Go through the listing and return every line with "suggest" in it.

Data entries =>
______________________________
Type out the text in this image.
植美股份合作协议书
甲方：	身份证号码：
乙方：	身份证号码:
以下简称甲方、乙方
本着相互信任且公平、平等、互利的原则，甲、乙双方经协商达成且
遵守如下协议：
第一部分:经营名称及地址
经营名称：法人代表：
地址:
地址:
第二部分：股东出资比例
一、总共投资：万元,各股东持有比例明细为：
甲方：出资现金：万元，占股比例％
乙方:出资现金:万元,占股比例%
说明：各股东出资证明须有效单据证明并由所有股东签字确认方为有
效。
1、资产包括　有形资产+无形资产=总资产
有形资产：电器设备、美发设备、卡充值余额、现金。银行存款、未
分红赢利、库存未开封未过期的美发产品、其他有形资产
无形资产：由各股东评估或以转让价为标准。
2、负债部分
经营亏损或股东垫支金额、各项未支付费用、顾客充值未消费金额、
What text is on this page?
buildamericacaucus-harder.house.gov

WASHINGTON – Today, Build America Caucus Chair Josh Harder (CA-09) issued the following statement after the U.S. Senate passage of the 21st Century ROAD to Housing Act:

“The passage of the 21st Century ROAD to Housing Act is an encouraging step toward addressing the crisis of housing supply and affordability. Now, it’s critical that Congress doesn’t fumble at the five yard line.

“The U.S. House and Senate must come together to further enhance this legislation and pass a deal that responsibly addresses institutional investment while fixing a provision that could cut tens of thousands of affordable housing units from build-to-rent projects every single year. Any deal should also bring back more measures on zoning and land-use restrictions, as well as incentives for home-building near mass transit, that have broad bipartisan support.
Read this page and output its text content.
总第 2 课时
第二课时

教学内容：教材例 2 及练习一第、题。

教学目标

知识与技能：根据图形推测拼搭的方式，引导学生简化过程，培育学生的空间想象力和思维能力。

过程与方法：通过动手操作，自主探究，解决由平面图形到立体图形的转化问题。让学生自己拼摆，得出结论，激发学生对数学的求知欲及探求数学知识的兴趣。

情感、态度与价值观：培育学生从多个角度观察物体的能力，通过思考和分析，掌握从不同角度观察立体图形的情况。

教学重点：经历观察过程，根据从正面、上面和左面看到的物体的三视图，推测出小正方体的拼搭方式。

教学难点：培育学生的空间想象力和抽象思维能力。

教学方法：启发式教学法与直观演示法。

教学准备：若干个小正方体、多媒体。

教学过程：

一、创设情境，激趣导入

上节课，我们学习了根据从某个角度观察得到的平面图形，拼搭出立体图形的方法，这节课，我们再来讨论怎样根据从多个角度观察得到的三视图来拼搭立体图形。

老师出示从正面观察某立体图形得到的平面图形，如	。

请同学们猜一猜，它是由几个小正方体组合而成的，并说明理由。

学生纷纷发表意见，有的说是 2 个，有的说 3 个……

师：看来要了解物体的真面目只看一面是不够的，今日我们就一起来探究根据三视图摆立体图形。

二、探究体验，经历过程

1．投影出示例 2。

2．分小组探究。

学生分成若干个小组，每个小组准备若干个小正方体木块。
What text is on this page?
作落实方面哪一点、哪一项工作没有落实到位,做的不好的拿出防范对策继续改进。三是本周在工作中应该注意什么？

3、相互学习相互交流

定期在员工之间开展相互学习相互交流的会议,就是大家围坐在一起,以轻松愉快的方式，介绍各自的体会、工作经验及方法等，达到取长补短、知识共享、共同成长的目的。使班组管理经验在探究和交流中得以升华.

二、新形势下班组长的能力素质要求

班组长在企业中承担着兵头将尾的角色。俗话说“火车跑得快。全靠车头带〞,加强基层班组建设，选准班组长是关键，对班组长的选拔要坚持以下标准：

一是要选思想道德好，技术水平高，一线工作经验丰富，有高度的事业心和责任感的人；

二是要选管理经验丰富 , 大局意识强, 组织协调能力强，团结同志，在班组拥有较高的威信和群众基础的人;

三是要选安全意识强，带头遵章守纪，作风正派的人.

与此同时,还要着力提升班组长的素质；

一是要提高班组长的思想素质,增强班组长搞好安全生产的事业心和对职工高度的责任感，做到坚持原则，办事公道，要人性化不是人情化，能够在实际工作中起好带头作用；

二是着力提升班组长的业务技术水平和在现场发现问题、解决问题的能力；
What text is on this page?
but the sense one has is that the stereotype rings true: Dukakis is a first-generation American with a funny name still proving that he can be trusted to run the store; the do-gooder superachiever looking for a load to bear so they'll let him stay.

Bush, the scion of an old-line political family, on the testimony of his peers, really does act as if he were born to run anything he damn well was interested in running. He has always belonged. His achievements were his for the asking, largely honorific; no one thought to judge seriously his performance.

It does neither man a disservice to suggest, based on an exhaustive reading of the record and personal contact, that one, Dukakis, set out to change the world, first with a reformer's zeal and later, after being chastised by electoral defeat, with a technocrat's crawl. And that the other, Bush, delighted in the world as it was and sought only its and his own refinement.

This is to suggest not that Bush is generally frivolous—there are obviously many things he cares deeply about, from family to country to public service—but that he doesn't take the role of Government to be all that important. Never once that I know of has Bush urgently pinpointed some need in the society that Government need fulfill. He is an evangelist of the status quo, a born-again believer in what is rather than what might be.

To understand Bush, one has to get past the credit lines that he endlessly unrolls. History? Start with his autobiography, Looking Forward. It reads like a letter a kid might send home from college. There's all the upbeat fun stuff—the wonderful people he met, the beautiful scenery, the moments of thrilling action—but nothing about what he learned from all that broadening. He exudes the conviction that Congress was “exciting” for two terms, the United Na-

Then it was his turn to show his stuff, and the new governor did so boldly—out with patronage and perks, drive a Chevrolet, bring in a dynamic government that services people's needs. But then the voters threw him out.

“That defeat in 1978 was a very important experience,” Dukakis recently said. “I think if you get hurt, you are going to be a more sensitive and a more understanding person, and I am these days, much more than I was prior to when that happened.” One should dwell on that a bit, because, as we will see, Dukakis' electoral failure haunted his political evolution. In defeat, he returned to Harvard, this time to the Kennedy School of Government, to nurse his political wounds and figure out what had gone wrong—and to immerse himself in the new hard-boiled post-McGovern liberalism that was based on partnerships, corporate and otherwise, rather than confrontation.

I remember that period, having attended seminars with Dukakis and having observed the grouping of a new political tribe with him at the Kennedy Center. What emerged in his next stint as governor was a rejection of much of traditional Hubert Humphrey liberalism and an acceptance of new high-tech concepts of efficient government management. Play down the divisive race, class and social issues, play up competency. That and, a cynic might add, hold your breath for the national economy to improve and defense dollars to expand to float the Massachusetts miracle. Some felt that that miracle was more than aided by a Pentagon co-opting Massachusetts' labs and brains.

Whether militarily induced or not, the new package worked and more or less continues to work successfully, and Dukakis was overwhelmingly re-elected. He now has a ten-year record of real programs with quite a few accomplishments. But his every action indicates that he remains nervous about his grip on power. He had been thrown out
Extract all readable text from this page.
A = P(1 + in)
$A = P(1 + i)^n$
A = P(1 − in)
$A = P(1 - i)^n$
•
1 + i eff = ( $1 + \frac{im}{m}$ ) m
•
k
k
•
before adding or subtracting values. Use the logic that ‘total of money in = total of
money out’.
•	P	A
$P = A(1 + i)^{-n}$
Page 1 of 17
______________________________
Full solution =>
It does neither man a disservice to suggest, based on an exhaustive reading of the record and personal contact, that one, Dukakis, set out to change the world, first with a reformer's zeal and later, after being chastised by electoral defeat, with a technocrat's crawl. And that the other, Bush, delighted in the world as it was and sought only its and his own refinement.
This is to suggest not that Bush is generally frivolous—there are obviously many things he cares deeply about, from family to country to public service—but that he doesn't take the role of Government to be all that important. Never once that I know of has Bush urgently pinpointed some need in the society that Government need fulfill. He is an evangelist of the status quo, a born-again believer in what is rather than what might be.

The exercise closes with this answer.